## Task to complete
Copy the entries below, swapping "wizard-button" for "dialog-button" wherever it appears and leaving everything else unchanged. Omit the pictures.

## Items
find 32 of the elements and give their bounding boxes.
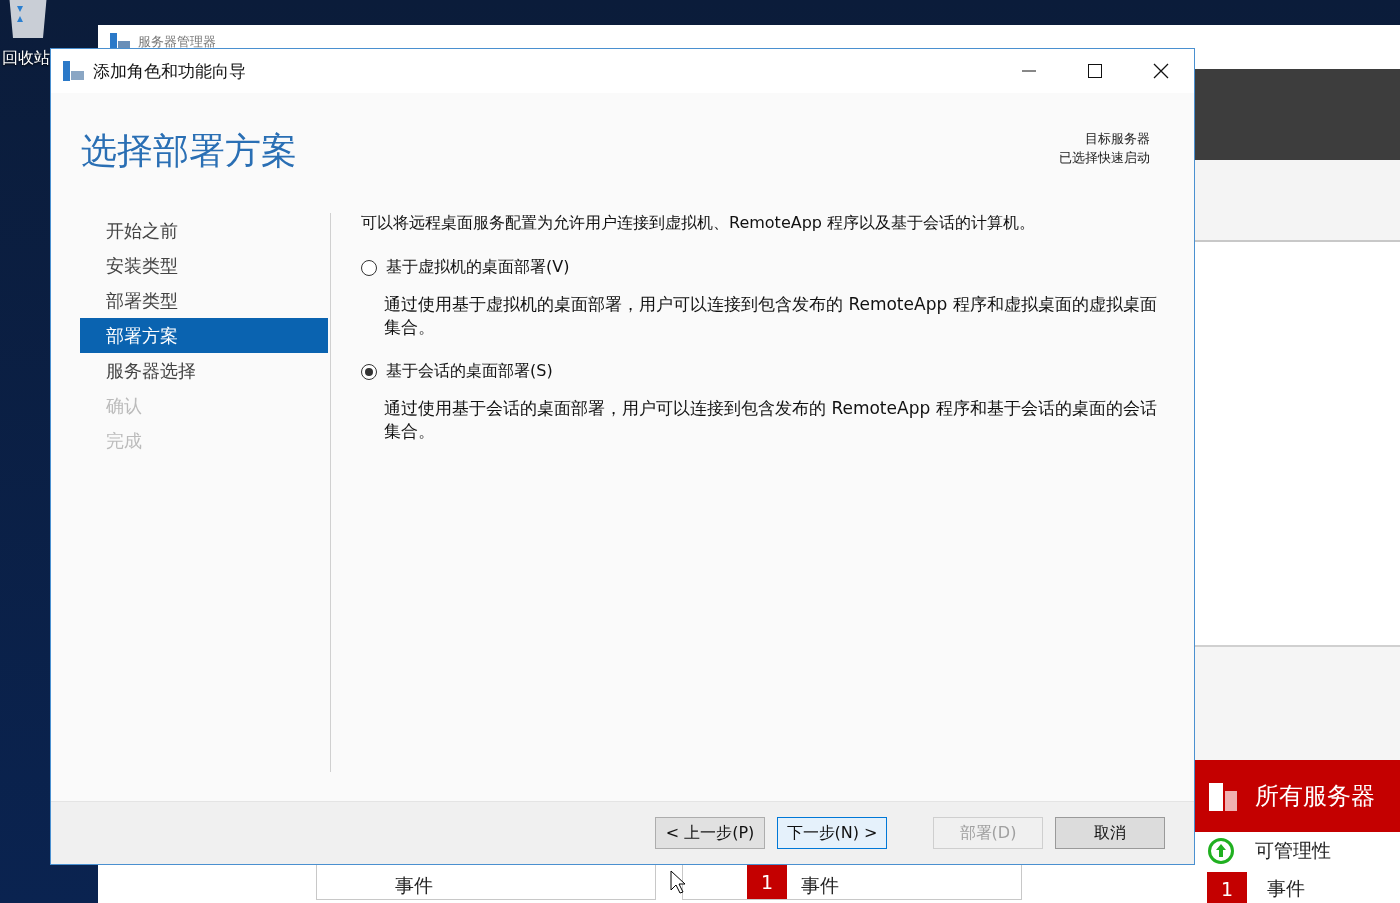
window-title: 服务器管理器 <box>138 33 216 49</box>
wizard-step[interactable]: 服务器选择 <box>80 353 328 388</box>
option-description: 通过使用基于会话的桌面部署，用户可以连接到包含发布的 RemoteApp 程序和基于会话的桌面的会话集合。 <box>384 397 1158 443</box>
wizard-step[interactable]: 部署方案 <box>80 318 328 353</box>
option-description: 通过使用基于虚拟机的桌面部署，用户可以连接到包含发布的 RemoteApp 程序和虚拟桌面的虚拟桌面集合。 <box>384 293 1158 339</box>
wizard-button[interactable]: < 上一步(P) <box>655 817 765 849</box>
desktop-icon-label[interactable]: 回收站 <box>2 48 50 69</box>
window-title: 添加角色和功能向导 <box>93 59 247 83</box>
wizard-step[interactable]: 安装类型 <box>80 248 328 283</box>
target-server-text: 已选择快速启动 <box>1059 149 1150 167</box>
target-server-text: 目标服务器 <box>1085 130 1150 148</box>
wizard-button[interactable]: 取消 <box>1055 817 1165 849</box>
radio-button[interactable] <box>361 363 377 380</box>
count-badge: 1 <box>1207 872 1247 903</box>
wizard-step[interactable]: 开始之前 <box>80 213 328 248</box>
tile-row-label[interactable]: 事件 <box>801 873 839 899</box>
count-badge: 1 <box>747 865 787 899</box>
server-manager-icon <box>110 33 130 49</box>
wizard-icon <box>63 61 85 81</box>
close-icon <box>1153 63 1169 79</box>
wizard-step[interactable]: 部署类型 <box>80 283 328 318</box>
tile-row-label[interactable]: 事件 <box>395 873 433 899</box>
page-title: 选择部署方案 <box>81 129 297 173</box>
tile-row-label[interactable]: 事件 <box>1267 876 1305 902</box>
servers-icon <box>1209 781 1239 811</box>
maximize-icon <box>1088 64 1102 78</box>
option-label[interactable]: 基于虚拟机的桌面部署(V) <box>386 257 570 278</box>
tile-row-label[interactable]: 可管理性 <box>1255 838 1331 864</box>
description-text: 可以将远程桌面服务配置为允许用户连接到虚拟机、RemoteApp 程序以及基于会话的计算机。 <box>361 213 1037 233</box>
wizard-button[interactable]: 下一步(N) > <box>777 817 887 849</box>
radio-button[interactable] <box>361 259 377 276</box>
option-label[interactable]: 基于会话的桌面部署(S) <box>386 361 553 382</box>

## Complete response
find 32 of the elements and give their bounding boxes.
window-title: 服务器管理器 <box>138 33 216 49</box>
wizard-step[interactable]: 服务器选择 <box>80 353 328 388</box>
option-description: 通过使用基于会话的桌面部署，用户可以连接到包含发布的 RemoteApp 程序和基于会话的桌面的会话集合。 <box>384 397 1158 443</box>
wizard-step[interactable]: 部署方案 <box>80 318 328 353</box>
option-description: 通过使用基于虚拟机的桌面部署，用户可以连接到包含发布的 RemoteApp 程序和虚拟桌面的虚拟桌面集合。 <box>384 293 1158 339</box>
dialog-button[interactable]: < 上一步(P) <box>655 817 765 849</box>
desktop-icon-label[interactable]: 回收站 <box>2 48 50 69</box>
window-title: 添加角色和功能向导 <box>93 59 247 83</box>
wizard-step[interactable]: 安装类型 <box>80 248 328 283</box>
target-server-text: 已选择快速启动 <box>1059 149 1150 167</box>
target-server-text: 目标服务器 <box>1085 130 1150 148</box>
dialog-button[interactable]: 取消 <box>1055 817 1165 849</box>
radio-button[interactable] <box>361 363 377 380</box>
count-badge: 1 <box>1207 872 1247 903</box>
wizard-step[interactable]: 开始之前 <box>80 213 328 248</box>
tile-row-label[interactable]: 事件 <box>801 873 839 899</box>
count-badge: 1 <box>747 865 787 899</box>
server-manager-icon <box>110 33 130 49</box>
wizard-icon <box>63 61 85 81</box>
close-icon <box>1153 63 1169 79</box>
wizard-step[interactable]: 部署类型 <box>80 283 328 318</box>
tile-row-label[interactable]: 事件 <box>395 873 433 899</box>
page-title: 选择部署方案 <box>81 129 297 173</box>
tile-row-label[interactable]: 事件 <box>1267 876 1305 902</box>
servers-icon <box>1209 781 1239 811</box>
maximize-icon <box>1088 64 1102 78</box>
option-label[interactable]: 基于虚拟机的桌面部署(V) <box>386 257 570 278</box>
tile-row-label[interactable]: 可管理性 <box>1255 838 1331 864</box>
description-text: 可以将远程桌面服务配置为允许用户连接到虚拟机、RemoteApp 程序以及基于会话的计算机。 <box>361 213 1037 233</box>
dialog-button[interactable]: 下一步(N) > <box>777 817 887 849</box>
radio-button[interactable] <box>361 259 377 276</box>
option-label[interactable]: 基于会话的桌面部署(S) <box>386 361 553 382</box>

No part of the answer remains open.